CHALLENGE:
Can you rewrite the lines from the first one through the line holding "y-tick-label: 0.2 bbox=[94, 813, 136, 847]", inclusive, with "data-point-square" updated to "data-point-box" and everything else unchanged, giving back only those lines?

** BEGIN SOURCE MATERIAL **

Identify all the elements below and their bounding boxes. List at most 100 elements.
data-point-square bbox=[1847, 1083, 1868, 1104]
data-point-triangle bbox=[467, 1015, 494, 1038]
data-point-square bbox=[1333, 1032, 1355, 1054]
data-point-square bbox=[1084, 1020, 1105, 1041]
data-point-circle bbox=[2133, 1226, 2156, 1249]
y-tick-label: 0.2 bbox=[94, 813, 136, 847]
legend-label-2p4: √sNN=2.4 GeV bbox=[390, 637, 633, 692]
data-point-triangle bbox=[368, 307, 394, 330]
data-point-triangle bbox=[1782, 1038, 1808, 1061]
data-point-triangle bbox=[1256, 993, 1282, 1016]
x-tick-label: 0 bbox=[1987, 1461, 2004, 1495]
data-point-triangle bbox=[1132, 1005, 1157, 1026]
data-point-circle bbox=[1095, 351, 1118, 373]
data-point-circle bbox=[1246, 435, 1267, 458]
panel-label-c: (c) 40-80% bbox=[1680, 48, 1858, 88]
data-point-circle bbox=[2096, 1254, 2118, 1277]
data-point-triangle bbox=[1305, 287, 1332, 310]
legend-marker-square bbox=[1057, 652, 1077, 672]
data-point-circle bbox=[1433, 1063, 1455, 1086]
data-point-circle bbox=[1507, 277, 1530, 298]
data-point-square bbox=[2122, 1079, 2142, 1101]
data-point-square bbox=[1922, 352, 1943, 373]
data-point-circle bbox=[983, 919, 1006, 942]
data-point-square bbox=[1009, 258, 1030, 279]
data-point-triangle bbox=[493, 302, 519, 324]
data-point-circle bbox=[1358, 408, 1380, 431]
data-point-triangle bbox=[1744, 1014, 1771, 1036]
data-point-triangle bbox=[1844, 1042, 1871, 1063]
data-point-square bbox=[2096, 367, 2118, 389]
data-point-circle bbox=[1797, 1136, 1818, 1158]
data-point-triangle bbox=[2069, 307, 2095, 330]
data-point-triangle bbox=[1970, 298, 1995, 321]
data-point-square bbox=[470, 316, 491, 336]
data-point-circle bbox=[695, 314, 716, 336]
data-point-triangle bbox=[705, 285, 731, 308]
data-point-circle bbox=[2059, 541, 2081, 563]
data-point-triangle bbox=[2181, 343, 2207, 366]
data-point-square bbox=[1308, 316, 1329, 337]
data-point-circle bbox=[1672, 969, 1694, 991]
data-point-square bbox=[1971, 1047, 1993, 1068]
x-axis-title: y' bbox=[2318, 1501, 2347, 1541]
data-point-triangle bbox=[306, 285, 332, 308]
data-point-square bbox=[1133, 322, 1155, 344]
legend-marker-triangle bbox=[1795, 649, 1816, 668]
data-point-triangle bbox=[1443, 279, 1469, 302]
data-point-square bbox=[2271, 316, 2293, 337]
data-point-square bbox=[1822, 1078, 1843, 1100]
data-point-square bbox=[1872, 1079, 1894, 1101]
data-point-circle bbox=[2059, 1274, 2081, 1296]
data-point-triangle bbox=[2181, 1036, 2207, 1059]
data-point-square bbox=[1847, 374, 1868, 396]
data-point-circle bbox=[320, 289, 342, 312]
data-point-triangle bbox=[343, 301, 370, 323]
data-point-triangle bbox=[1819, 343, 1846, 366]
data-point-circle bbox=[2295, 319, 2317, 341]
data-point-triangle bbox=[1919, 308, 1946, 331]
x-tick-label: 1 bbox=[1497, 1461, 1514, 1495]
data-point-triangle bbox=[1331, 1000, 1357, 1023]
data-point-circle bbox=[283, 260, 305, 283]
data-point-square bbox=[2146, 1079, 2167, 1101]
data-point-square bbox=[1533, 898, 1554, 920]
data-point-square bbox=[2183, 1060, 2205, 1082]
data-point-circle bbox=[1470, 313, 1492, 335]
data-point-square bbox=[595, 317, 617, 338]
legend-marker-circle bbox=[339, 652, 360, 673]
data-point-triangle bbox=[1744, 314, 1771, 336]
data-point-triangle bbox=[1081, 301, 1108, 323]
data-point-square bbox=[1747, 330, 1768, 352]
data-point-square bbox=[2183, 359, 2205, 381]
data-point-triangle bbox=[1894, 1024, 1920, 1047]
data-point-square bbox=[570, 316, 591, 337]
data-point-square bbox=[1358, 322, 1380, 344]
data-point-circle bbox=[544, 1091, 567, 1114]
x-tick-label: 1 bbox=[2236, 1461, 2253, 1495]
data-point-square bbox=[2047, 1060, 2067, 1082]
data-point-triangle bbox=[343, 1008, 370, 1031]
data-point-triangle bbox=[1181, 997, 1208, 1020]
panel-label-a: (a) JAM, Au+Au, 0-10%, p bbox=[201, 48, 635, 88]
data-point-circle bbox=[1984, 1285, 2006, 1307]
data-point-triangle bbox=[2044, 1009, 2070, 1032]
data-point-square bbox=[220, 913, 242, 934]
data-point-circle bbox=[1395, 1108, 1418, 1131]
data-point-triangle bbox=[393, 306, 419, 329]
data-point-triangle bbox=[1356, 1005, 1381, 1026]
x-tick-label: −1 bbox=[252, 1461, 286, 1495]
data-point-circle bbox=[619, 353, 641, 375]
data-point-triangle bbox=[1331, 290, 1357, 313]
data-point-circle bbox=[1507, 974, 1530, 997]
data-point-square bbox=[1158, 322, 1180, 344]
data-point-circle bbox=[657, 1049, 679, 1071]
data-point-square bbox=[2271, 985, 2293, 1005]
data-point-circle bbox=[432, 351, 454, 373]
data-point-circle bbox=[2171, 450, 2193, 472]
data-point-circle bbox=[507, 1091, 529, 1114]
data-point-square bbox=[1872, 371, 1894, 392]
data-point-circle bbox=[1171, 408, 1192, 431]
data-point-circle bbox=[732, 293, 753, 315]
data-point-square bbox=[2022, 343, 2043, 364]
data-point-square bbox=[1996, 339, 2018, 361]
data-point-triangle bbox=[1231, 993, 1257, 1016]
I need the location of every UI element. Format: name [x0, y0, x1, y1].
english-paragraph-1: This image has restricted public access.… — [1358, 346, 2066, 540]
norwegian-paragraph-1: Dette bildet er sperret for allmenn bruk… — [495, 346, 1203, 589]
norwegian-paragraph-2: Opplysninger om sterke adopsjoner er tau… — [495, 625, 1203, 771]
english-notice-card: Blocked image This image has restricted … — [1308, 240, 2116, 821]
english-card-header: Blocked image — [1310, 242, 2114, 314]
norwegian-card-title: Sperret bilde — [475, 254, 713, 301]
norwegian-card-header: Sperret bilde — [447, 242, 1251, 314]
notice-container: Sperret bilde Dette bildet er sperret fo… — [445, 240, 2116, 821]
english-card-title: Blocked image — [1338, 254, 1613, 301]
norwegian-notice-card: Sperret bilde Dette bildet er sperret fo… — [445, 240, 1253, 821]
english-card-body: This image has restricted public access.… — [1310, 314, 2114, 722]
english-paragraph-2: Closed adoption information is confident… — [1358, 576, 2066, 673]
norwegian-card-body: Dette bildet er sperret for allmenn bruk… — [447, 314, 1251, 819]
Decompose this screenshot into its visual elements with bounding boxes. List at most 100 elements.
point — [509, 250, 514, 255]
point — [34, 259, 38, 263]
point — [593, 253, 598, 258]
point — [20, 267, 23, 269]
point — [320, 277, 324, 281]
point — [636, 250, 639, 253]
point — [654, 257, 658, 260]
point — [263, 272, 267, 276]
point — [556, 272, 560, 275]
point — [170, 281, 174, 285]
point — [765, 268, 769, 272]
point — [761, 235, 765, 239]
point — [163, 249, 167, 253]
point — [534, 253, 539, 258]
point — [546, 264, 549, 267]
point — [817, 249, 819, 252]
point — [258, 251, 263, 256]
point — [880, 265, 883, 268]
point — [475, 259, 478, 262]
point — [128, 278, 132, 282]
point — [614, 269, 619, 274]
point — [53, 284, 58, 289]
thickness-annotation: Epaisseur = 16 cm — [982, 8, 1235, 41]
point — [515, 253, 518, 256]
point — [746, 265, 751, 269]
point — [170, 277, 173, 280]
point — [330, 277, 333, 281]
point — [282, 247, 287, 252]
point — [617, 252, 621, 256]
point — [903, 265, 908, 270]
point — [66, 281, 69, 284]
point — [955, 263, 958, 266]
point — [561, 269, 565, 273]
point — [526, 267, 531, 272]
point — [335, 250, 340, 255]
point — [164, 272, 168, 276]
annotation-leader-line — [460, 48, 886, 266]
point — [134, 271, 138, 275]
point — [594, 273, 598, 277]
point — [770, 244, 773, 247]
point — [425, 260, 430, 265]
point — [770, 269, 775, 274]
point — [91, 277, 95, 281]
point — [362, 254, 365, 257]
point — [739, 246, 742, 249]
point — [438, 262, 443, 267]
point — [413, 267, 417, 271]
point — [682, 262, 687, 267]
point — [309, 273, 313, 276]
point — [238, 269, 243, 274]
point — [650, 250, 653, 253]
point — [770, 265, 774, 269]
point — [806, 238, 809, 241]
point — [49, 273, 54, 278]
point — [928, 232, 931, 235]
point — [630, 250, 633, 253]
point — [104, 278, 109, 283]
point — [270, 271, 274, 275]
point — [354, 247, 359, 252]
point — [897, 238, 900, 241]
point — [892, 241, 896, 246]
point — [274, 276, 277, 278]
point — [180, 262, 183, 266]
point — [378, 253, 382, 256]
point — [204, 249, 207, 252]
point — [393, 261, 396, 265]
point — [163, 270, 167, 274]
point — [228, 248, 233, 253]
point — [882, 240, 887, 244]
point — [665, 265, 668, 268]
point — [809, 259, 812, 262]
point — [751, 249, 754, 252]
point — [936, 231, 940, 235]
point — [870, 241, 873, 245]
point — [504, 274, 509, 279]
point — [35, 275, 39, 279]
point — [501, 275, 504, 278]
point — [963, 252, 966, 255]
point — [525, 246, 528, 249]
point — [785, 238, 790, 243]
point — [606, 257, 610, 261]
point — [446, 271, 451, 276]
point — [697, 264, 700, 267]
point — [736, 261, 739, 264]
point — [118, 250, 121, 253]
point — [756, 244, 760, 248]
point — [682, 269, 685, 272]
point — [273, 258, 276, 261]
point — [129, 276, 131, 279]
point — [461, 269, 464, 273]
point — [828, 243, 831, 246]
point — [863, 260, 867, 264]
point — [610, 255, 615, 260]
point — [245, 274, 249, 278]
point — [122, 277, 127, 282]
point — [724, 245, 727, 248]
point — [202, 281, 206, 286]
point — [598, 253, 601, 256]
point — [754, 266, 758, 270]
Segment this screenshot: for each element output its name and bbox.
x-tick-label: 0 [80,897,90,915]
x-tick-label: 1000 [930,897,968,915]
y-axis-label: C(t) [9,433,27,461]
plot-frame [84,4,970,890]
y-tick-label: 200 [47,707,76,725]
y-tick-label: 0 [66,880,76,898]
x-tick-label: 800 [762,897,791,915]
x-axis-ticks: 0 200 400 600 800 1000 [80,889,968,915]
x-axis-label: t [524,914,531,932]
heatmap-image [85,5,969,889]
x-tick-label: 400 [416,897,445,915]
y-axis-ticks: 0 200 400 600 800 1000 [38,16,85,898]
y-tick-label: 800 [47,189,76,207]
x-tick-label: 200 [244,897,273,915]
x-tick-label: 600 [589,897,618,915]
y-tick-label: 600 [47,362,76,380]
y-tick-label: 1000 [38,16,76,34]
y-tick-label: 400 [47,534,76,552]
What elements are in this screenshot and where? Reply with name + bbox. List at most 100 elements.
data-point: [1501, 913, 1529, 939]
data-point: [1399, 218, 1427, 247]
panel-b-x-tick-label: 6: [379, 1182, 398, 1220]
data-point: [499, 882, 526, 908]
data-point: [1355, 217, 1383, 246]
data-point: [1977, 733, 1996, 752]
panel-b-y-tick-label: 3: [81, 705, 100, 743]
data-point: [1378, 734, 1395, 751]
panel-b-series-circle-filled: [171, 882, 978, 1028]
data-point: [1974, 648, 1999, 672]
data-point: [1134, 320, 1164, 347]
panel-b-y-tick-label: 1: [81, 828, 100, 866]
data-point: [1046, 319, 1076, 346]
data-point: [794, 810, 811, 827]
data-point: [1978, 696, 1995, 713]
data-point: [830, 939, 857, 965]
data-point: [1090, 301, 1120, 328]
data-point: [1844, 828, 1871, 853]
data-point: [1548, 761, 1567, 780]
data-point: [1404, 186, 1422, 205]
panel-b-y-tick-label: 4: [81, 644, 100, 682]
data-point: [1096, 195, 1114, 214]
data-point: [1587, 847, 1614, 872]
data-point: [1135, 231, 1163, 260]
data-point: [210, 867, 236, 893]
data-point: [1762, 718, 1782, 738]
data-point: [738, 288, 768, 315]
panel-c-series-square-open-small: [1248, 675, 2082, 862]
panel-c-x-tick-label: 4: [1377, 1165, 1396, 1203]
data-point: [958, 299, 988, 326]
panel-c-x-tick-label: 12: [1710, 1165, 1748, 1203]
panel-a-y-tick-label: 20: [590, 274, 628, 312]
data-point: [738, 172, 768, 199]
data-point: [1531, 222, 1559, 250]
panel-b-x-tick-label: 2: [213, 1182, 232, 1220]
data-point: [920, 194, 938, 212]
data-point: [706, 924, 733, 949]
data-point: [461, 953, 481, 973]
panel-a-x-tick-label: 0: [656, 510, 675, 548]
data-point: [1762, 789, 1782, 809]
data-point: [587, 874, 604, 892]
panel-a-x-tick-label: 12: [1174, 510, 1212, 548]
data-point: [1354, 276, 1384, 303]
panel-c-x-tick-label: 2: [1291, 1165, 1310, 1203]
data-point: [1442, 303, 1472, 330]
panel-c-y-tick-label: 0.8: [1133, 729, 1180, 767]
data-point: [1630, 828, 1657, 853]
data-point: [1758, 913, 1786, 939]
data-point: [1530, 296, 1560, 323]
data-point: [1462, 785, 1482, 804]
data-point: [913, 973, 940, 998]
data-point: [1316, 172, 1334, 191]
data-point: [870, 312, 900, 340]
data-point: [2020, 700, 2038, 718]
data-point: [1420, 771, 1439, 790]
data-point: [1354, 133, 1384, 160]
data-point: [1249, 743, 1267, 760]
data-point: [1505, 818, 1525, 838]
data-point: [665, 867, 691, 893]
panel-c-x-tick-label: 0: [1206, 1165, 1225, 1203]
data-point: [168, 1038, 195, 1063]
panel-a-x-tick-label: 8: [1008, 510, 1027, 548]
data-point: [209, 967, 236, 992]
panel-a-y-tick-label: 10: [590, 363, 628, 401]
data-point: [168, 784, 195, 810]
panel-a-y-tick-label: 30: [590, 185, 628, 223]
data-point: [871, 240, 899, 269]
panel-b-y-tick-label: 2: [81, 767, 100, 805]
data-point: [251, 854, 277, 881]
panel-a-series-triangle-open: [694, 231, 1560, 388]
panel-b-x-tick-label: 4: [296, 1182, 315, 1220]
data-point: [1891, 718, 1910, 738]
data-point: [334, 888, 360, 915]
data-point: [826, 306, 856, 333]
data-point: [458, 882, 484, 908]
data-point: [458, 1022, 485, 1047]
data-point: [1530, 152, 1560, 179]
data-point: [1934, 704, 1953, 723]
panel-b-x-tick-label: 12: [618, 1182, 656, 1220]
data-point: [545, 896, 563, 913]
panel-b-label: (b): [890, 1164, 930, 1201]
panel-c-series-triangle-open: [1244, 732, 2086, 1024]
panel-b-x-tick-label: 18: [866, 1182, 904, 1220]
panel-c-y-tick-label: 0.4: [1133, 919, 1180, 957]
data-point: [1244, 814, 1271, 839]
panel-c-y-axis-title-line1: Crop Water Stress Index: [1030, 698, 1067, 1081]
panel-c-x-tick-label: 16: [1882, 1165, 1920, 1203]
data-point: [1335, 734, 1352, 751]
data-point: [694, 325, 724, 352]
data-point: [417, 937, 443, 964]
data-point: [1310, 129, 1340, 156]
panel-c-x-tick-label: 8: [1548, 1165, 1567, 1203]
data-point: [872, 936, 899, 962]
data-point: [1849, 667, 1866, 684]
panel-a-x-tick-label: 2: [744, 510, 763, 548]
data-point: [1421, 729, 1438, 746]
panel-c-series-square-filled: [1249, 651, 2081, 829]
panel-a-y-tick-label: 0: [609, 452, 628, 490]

** END SOURCE MATERIAL **

EXPECTED ANSWER:
Identify all the elements below and their bounding boxes. List at most 100 elements.
data-point-box bbox=[1847, 1083, 1868, 1104]
data-point-triangle bbox=[467, 1015, 494, 1038]
data-point-box bbox=[1333, 1032, 1355, 1054]
data-point-box bbox=[1084, 1020, 1105, 1041]
data-point-circle bbox=[2133, 1226, 2156, 1249]
y-tick-label: 0.2 bbox=[94, 813, 136, 847]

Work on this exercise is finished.